== Task data

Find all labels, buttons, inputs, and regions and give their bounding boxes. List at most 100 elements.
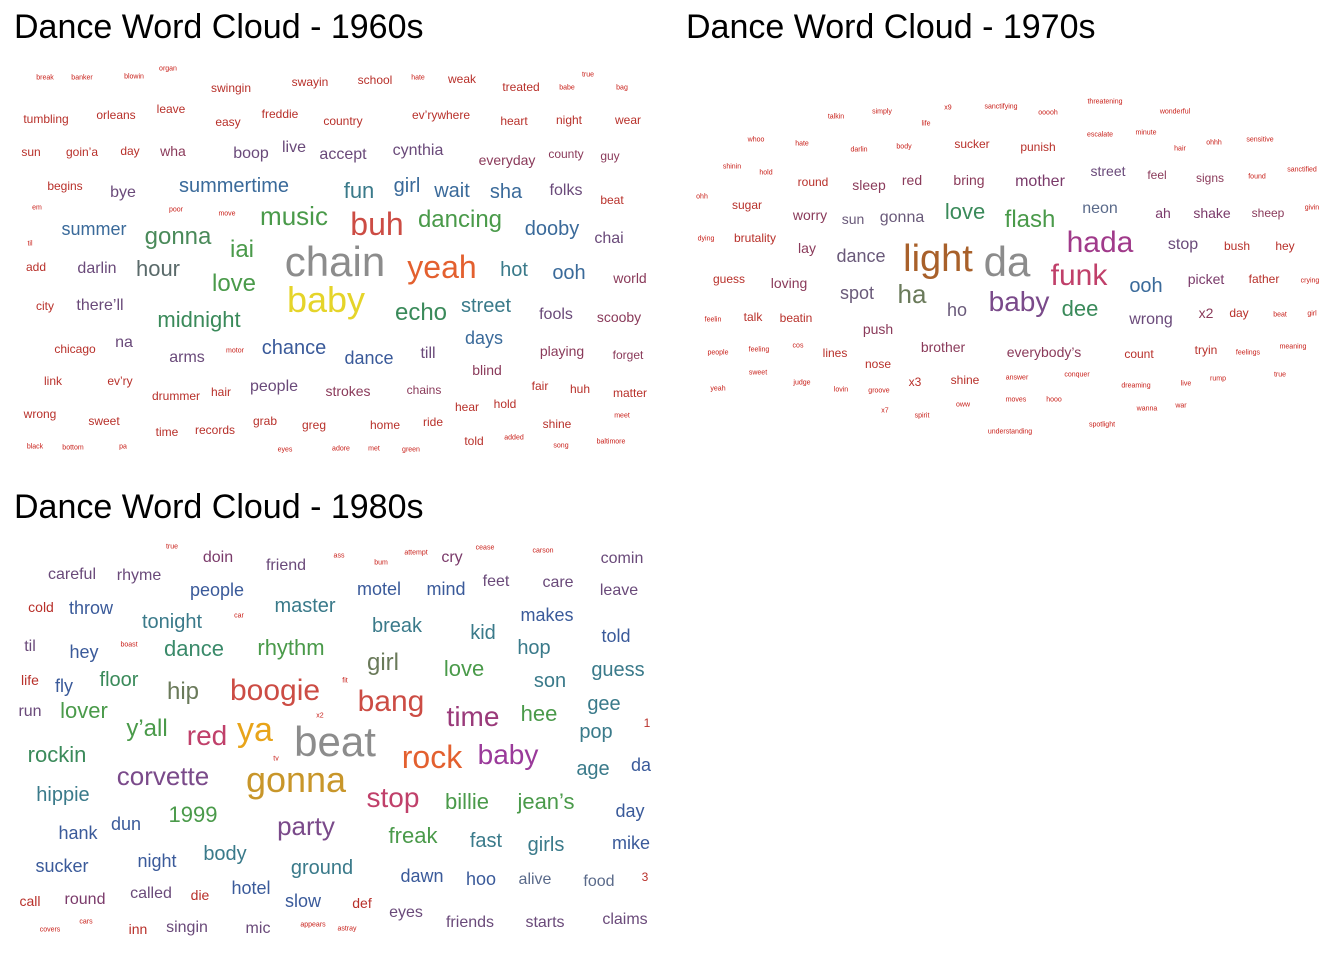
word-drummer: drummer [151, 389, 201, 403]
word-huh: huh [569, 382, 591, 396]
word-organ: organ [159, 65, 177, 73]
word-hear: hear [454, 400, 480, 414]
word-dance: dance [164, 636, 224, 661]
word-meet: meet [614, 412, 630, 420]
word-hee: hee [520, 701, 558, 726]
word-sanctified: sanctified [1287, 166, 1317, 174]
word-sugar: sugar [731, 198, 763, 212]
word-hey: hey [1275, 239, 1295, 253]
word-father: father [1248, 272, 1280, 286]
word-understanding: understanding [987, 428, 1033, 436]
word-easy: easy [215, 115, 241, 129]
word-ohhh: ohhh [1206, 139, 1222, 147]
word-country: country [323, 114, 363, 128]
word-adore: adore [332, 445, 350, 453]
word-x7: x7 [881, 407, 889, 415]
word-darlin: darlin [77, 260, 117, 277]
word-chicago: chicago [54, 342, 96, 356]
word-time: time [446, 701, 500, 732]
word-guy: guy [600, 149, 620, 163]
word-wear: wear [614, 113, 642, 127]
word-told: told [464, 434, 484, 448]
word-gee: gee [587, 693, 621, 715]
word-party: party [277, 811, 335, 841]
word-stop: stop [1167, 236, 1199, 253]
word-summer: summer [61, 219, 127, 239]
word-feet: feet [482, 573, 510, 590]
word-beat: beat [294, 718, 376, 765]
word-whoo: whoo [747, 136, 765, 144]
word-hooo: hooo [1046, 396, 1062, 404]
word-cease: cease [475, 544, 495, 552]
word-red: red [901, 172, 923, 188]
word-hate: hate [795, 140, 809, 148]
word-starts: starts [525, 914, 565, 931]
word-pop: pop [579, 721, 613, 743]
word-sha: sha [489, 181, 523, 203]
word-threatening: threatening [1087, 98, 1123, 106]
word-motor: motor [226, 347, 244, 355]
word-til: til [27, 240, 33, 248]
word-call: call [19, 893, 41, 909]
word-astray: astray [337, 925, 357, 933]
word-body: body [896, 143, 912, 151]
word-forget: forget [612, 348, 644, 362]
word-music: music [260, 201, 328, 231]
word-na: na [115, 334, 133, 351]
word-car: car [234, 612, 244, 620]
word-shinin: shinin [722, 163, 742, 171]
word-1999: 1999 [168, 802, 218, 827]
word-move: move [218, 210, 236, 218]
word-break: break [371, 615, 423, 637]
word-dawn: dawn [400, 866, 444, 886]
word-tryin: tryin [1194, 343, 1218, 357]
word-friend: friend [265, 557, 307, 574]
word-wha: wha [160, 143, 186, 159]
word-night: night [555, 113, 583, 127]
word-flash: flash [1004, 206, 1056, 233]
word-simply: simply [872, 108, 892, 116]
word-pa: pa [119, 443, 127, 451]
word-hop: hop [517, 637, 551, 659]
word-da: da [630, 755, 652, 775]
word-hank: hank [58, 823, 98, 843]
word-meaning: meaning [1279, 343, 1307, 351]
word-people: people [707, 349, 729, 357]
word-food: food [583, 873, 615, 890]
word-round: round [64, 891, 106, 908]
word-cloud: chain baby buh yeah music dancing iai love gonna… [0, 0, 672, 480]
word-folks: folks [549, 182, 583, 199]
word-brother: brother [920, 339, 966, 355]
word-bottom: bottom [62, 444, 84, 452]
word-rump: rump [1210, 375, 1226, 383]
word-life: life [921, 120, 931, 128]
word-add: add [25, 260, 47, 274]
word-told: told [601, 626, 631, 646]
word-there-ll: there’ll [76, 297, 124, 314]
chart-title: Dance Word Cloud - 1960s [14, 8, 424, 46]
word-ev-rywhere: ev’rywhere [411, 108, 471, 122]
word-day: day [1229, 306, 1249, 320]
word-master: master [274, 595, 336, 617]
word-dreaming: dreaming [1121, 382, 1151, 390]
word-motel: motel [356, 579, 402, 599]
word-chai: chai [594, 230, 624, 247]
word-strokes: strokes [325, 383, 371, 399]
word-mother: mother [1015, 173, 1065, 190]
word-neon: neon [1082, 200, 1118, 217]
word-dance: dance [344, 348, 394, 368]
word-x3: x3 [908, 375, 922, 389]
word-die: die [190, 887, 210, 903]
word-wrong: wrong [1129, 311, 1173, 328]
word-poor: poor [168, 206, 184, 214]
word-cloud: beat gonna ya boogie rock bang baby red time stop… [0, 480, 672, 960]
word-chain: chain [284, 238, 386, 285]
word-cynthia: cynthia [392, 142, 444, 159]
word-makes: makes [520, 605, 574, 625]
word-mic: mic [245, 920, 271, 937]
word-y-all: y’all [126, 715, 168, 742]
word-love: love [443, 656, 485, 681]
word-push: push [862, 321, 894, 337]
word-tumbling: tumbling [23, 112, 69, 126]
word-days: days [464, 328, 504, 348]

====

# [Task to carry out]
Count how many lines in the rows above contain the string "chain", and give only that number.

# [Output of the exercise]
2